↓↓↓

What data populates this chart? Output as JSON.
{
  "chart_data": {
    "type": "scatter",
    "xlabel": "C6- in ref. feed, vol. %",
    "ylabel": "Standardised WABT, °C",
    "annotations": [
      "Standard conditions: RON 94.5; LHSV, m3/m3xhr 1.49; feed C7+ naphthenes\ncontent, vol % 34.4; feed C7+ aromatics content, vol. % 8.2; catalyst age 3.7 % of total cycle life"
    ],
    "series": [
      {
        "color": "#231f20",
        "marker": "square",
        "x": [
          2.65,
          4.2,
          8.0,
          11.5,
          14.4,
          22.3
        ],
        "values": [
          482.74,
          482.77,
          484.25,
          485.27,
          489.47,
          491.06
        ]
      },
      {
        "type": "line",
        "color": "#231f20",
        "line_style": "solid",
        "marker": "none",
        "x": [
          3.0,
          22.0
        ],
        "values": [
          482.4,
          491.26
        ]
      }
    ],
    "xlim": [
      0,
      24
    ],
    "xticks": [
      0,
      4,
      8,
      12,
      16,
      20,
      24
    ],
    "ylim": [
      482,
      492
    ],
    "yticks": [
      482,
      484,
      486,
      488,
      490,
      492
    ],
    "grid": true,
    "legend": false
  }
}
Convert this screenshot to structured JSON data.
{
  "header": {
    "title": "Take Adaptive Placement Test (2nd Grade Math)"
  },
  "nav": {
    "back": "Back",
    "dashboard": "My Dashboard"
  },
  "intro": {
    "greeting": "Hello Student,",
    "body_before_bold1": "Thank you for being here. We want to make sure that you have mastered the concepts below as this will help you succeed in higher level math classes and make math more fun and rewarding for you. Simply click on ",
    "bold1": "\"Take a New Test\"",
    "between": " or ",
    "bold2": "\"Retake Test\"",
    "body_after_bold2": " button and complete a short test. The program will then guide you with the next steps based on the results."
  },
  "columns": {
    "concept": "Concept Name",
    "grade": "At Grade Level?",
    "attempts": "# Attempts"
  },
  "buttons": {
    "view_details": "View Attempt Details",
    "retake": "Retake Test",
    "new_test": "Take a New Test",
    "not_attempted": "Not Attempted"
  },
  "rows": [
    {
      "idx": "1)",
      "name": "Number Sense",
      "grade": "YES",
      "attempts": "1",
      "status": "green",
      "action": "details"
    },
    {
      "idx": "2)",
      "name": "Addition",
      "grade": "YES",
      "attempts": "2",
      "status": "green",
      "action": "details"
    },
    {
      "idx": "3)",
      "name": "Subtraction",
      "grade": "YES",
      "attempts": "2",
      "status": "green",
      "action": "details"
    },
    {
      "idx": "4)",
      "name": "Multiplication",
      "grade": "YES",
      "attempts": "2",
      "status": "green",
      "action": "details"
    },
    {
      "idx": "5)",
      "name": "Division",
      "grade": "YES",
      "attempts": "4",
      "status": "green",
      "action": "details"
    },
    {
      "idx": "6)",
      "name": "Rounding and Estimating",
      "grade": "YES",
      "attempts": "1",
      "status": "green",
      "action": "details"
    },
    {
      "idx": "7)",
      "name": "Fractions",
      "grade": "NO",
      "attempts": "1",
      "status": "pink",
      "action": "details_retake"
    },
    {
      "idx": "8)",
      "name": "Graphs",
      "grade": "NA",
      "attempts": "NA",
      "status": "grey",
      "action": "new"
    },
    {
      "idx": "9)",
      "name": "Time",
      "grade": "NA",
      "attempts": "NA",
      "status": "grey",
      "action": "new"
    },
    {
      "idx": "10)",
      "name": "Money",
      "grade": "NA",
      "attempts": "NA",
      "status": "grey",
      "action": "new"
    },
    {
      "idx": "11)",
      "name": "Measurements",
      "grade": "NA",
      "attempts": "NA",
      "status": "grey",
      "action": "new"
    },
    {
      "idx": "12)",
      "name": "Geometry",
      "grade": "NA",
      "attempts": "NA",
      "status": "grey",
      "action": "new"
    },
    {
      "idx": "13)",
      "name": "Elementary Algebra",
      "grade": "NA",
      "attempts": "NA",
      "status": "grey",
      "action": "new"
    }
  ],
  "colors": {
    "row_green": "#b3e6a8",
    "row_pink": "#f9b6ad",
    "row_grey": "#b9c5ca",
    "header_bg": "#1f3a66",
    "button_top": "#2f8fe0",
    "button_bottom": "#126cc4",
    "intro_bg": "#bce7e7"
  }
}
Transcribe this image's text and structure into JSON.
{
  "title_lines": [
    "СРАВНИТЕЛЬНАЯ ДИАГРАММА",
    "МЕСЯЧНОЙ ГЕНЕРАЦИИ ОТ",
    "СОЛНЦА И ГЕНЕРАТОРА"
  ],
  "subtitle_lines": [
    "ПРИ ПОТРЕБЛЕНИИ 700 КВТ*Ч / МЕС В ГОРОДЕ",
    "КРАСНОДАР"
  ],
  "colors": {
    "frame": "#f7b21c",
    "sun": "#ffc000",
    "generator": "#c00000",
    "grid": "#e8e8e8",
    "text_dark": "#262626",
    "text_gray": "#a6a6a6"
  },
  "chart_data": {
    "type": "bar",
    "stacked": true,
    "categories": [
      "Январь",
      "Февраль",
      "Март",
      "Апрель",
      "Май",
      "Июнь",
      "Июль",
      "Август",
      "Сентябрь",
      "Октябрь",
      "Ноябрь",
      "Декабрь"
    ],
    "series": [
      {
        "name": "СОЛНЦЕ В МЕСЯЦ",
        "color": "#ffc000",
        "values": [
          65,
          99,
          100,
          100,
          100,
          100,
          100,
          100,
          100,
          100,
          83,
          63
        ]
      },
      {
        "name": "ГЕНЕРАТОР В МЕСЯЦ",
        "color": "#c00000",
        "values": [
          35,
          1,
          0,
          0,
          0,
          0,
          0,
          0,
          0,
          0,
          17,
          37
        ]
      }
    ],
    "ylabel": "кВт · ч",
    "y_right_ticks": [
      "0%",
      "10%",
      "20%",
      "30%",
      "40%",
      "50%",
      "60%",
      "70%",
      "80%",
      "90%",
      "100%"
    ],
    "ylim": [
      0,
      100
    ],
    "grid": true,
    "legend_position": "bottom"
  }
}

↑↑↑

▸ **Exercise aim**: Return all lines of the material above in which the word "ylabel" occurs.

▸ **Written solution**:
    "ylabel": "Standardised WABT, °C",
    "ylabel": "кВт · ч",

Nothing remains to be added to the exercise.